Data entries for graphics:
------------------------------

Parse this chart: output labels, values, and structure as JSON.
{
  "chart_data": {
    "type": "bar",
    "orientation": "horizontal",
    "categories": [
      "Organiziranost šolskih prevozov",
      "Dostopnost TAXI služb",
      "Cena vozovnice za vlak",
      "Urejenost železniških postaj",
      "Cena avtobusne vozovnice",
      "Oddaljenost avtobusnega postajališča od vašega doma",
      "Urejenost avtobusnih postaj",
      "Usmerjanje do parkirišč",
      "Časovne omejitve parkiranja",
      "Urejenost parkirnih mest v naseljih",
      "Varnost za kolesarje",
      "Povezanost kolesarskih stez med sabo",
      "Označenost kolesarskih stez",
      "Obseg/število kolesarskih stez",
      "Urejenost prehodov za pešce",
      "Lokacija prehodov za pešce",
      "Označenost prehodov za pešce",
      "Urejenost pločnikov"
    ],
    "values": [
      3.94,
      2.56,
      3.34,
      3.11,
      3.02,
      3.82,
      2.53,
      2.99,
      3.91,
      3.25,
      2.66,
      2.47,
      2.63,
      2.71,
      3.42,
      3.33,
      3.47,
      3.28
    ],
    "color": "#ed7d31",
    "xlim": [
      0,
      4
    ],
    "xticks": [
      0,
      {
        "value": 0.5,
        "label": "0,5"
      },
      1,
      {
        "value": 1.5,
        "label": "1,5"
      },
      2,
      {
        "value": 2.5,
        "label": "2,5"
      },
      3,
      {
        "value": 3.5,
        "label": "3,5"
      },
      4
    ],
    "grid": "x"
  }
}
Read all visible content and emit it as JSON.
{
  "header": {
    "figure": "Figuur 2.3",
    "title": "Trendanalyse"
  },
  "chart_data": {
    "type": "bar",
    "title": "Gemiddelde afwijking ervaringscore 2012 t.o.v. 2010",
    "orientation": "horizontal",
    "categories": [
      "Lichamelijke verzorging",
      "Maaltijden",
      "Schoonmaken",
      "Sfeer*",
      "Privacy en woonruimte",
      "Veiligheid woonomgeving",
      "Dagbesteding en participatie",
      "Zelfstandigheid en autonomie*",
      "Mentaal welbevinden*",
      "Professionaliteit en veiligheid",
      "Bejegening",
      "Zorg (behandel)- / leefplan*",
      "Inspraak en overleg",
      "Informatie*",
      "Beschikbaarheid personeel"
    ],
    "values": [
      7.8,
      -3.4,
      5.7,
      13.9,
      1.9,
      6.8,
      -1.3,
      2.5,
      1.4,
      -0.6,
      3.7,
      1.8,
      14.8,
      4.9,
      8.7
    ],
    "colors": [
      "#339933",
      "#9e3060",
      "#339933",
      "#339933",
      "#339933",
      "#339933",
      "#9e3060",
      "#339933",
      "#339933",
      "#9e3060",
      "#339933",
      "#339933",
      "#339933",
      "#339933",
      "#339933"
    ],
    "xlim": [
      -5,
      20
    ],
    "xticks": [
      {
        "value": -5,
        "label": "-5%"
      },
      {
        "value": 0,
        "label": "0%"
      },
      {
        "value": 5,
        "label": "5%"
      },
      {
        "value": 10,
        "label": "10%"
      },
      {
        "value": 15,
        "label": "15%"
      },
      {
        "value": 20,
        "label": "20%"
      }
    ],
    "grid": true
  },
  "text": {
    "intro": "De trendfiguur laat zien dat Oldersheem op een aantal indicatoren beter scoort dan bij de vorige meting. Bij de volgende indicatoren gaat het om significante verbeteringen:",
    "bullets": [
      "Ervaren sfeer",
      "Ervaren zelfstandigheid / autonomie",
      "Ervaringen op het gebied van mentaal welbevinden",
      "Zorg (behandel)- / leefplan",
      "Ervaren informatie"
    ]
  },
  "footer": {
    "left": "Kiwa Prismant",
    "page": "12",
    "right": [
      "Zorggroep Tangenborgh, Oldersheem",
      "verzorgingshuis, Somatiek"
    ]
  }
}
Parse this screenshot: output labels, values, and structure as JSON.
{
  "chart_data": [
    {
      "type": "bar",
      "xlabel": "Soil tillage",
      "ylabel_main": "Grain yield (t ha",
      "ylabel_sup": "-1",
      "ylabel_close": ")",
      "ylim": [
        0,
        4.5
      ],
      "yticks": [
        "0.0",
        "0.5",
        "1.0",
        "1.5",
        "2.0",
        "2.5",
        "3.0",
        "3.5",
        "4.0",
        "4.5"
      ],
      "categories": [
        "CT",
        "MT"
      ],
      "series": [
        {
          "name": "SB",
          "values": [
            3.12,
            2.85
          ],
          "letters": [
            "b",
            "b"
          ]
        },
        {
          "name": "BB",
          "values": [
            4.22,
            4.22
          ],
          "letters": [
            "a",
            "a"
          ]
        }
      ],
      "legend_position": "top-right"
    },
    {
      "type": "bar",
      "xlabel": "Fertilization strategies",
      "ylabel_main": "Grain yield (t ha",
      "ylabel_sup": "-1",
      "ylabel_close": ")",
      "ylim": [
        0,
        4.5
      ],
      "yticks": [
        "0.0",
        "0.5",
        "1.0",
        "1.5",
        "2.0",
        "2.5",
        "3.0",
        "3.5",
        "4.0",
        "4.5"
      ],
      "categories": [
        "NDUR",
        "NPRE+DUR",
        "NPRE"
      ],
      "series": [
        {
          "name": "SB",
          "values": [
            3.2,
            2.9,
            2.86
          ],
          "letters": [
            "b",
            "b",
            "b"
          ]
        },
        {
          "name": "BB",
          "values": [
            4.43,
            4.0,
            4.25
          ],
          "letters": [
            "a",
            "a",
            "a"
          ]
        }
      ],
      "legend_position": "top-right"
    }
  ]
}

------------------------------

What you are asked to do: Extract the data exactly as given.

Complete answer:
Parse this chart: output labels, values, and structure as JSON.
{
  "chart_data": {
    "type": "bar",
    "orientation": "horizontal",
    "categories": [
      "Organiziranost šolskih prevozov",
      "Dostopnost TAXI služb",
      "Cena vozovnice za vlak",
      "Urejenost železniških postaj",
      "Cena avtobusne vozovnice",
      "Oddaljenost avtobusnega postajališča od vašega doma",
      "Urejenost avtobusnih postaj",
      "Usmerjanje do parkirišč",
      "Časovne omejitve parkiranja",
      "Urejenost parkirnih mest v naseljih",
      "Varnost za kolesarje",
      "Povezanost kolesarskih stez med sabo",
      "Označenost kolesarskih stez",
      "Obseg/število kolesarskih stez",
      "Urejenost prehodov za pešce",
      "Lokacija prehodov za pešce",
      "Označenost prehodov za pešce",
      "Urejenost pločnikov"
    ],
    "values": [
      3.94,
      2.56,
      3.34,
      3.11,
      3.02,
      3.82,
      2.53,
      2.99,
      3.91,
      3.25,
      2.66,
      2.47,
      2.63,
      2.71,
      3.42,
      3.33,
      3.47,
      3.28
    ],
    "color": "#ed7d31",
    "xlim": [
      0,
      4
    ],
    "xticks": [
      0,
      {
        "value": 0.5,
        "label": "0,5"
      },
      1,
      {
        "value": 1.5,
        "label": "1,5"
      },
      2,
      {
        "value": 2.5,
        "label": "2,5"
      },
      3,
      {
        "value": 3.5,
        "label": "3,5"
      },
      4
    ],
    "grid": "x"
  }
}
Read all visible content and emit it as JSON.
{
  "header": {
    "figure": "Figuur 2.3",
    "title": "Trendanalyse"
  },
  "chart_data": {
    "type": "bar",
    "title": "Gemiddelde afwijking ervaringscore 2012 t.o.v. 2010",
    "orientation": "horizontal",
    "categories": [
      "Lichamelijke verzorging",
      "Maaltijden",
      "Schoonmaken",
      "Sfeer*",
      "Privacy en woonruimte",
      "Veiligheid woonomgeving",
      "Dagbesteding en participatie",
      "Zelfstandigheid en autonomie*",
      "Mentaal welbevinden*",
      "Professionaliteit en veiligheid",
      "Bejegening",
      "Zorg (behandel)- / leefplan*",
      "Inspraak en overleg",
      "Informatie*",
      "Beschikbaarheid personeel"
    ],
    "values": [
      7.8,
      -3.4,
      5.7,
      13.9,
      1.9,
      6.8,
      -1.3,
      2.5,
      1.4,
      -0.6,
      3.7,
      1.8,
      14.8,
      4.9,
      8.7
    ],
    "colors": [
      "#339933",
      "#9e3060",
      "#339933",
      "#339933",
      "#339933",
      "#339933",
      "#9e3060",
      "#339933",
      "#339933",
      "#9e3060",
      "#339933",
      "#339933",
      "#339933",
      "#339933",
      "#339933"
    ],
    "xlim": [
      -5,
      20
    ],
    "xticks": [
      {
        "value": -5,
        "label": "-5%"
      },
      {
        "value": 0,
        "label": "0%"
      },
      {
        "value": 5,
        "label": "5%"
      },
      {
        "value": 10,
        "label": "10%"
      },
      {
        "value": 15,
        "label": "15%"
      },
      {
        "value": 20,
        "label": "20%"
      }
    ],
    "grid": true
  },
  "text": {
    "intro": "De trendfiguur laat zien dat Oldersheem op een aantal indicatoren beter scoort dan bij de vorige meting. Bij de volgende indicatoren gaat het om significante verbeteringen:",
    "bullets": [
      "Ervaren sfeer",
      "Ervaren zelfstandigheid / autonomie",
      "Ervaringen op het gebied van mentaal welbevinden",
      "Zorg (behandel)- / leefplan",
      "Ervaren informatie"
    ]
  },
  "footer": {
    "left": "Kiwa Prismant",
    "page": "12",
    "right": [
      "Zorggroep Tangenborgh, Oldersheem",
      "verzorgingshuis, Somatiek"
    ]
  }
}
Parse this screenshot: output labels, values, and structure as JSON.
{
  "chart_data": [
    {
      "type": "bar",
      "xlabel": "Soil tillage",
      "ylabel_main": "Grain yield (t ha",
      "ylabel_sup": "-1",
      "ylabel_close": ")",
      "ylim": [
        0,
        4.5
      ],
      "yticks": [
        "0.0",
        "0.5",
        "1.0",
        "1.5",
        "2.0",
        "2.5",
        "3.0",
        "3.5",
        "4.0",
        "4.5"
      ],
      "categories": [
        "CT",
        "MT"
      ],
      "series": [
        {
          "name": "SB",
          "values": [
            3.12,
            2.85
          ],
          "letters": [
            "b",
            "b"
          ]
        },
        {
          "name": "BB",
          "values": [
            4.22,
            4.22
          ],
          "letters": [
            "a",
            "a"
          ]
        }
      ],
      "legend_position": "top-right"
    },
    {
      "type": "bar",
      "xlabel": "Fertilization strategies",
      "ylabel_main": "Grain yield (t ha",
      "ylabel_sup": "-1",
      "ylabel_close": ")",
      "ylim": [
        0,
        4.5
      ],
      "yticks": [
        "0.0",
        "0.5",
        "1.0",
        "1.5",
        "2.0",
        "2.5",
        "3.0",
        "3.5",
        "4.0",
        "4.5"
      ],
      "categories": [
        "NDUR",
        "NPRE+DUR",
        "NPRE"
      ],
      "series": [
        {
          "name": "SB",
          "values": [
            3.2,
            2.9,
            2.86
          ],
          "letters": [
            "b",
            "b",
            "b"
          ]
        },
        {
          "name": "BB",
          "values": [
            4.43,
            4.0,
            4.25
          ],
          "letters": [
            "a",
            "a",
            "a"
          ]
        }
      ],
      "legend_position": "top-right"
    }
  ]
}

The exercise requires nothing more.